STATED GOAL
Pick out each line containing the string "image".

DATA SUPPLIED
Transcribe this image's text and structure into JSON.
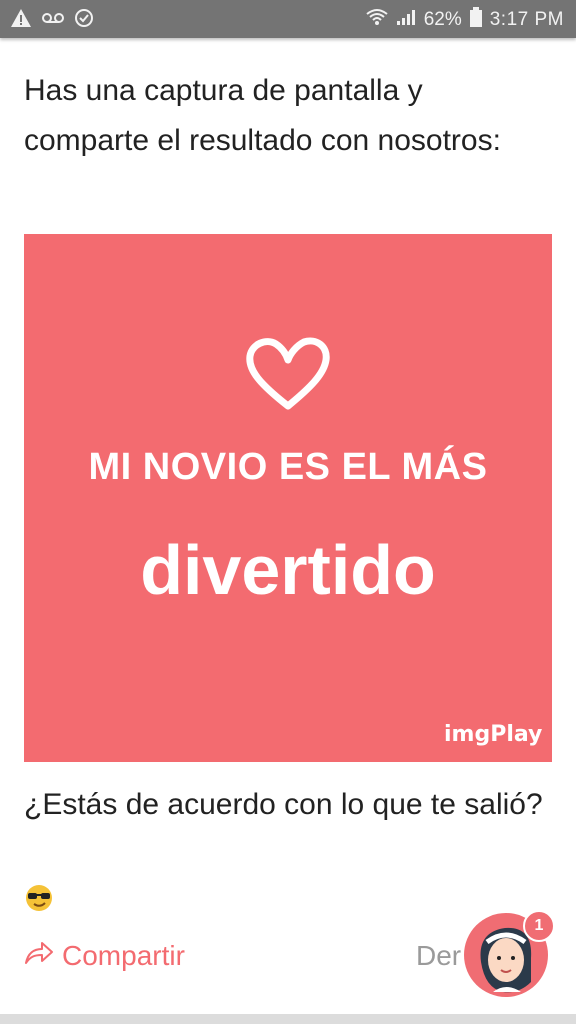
{
  "status_bar": {
    "battery": "62%",
    "time": "3:17 PM",
    "icons": [
      "warning-icon",
      "voicemail-icon",
      "check-circle-icon",
      "wifi-icon",
      "signal-icon",
      "battery-icon"
    ]
  },
  "post": {
    "intro_text": "Has una captura de pantalla y comparte el resultado con nosotros:",
    "image": {
      "line1": "MI NOVIO ES EL MÁS",
      "line2": "divertido",
      "watermark": "imgPlay",
      "background_color": "#f36b70"
    },
    "question": "¿Estás de acuerdo con lo que te salió?",
    "emoji": "😎"
  },
  "actions": {
    "share_label": "Compartir",
    "other_label_partial": "Der"
  },
  "assistant": {
    "badge_count": "1"
  }
}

SOLUTION BELOW
Transcribe this image's text and structure into JSON.
    "image": {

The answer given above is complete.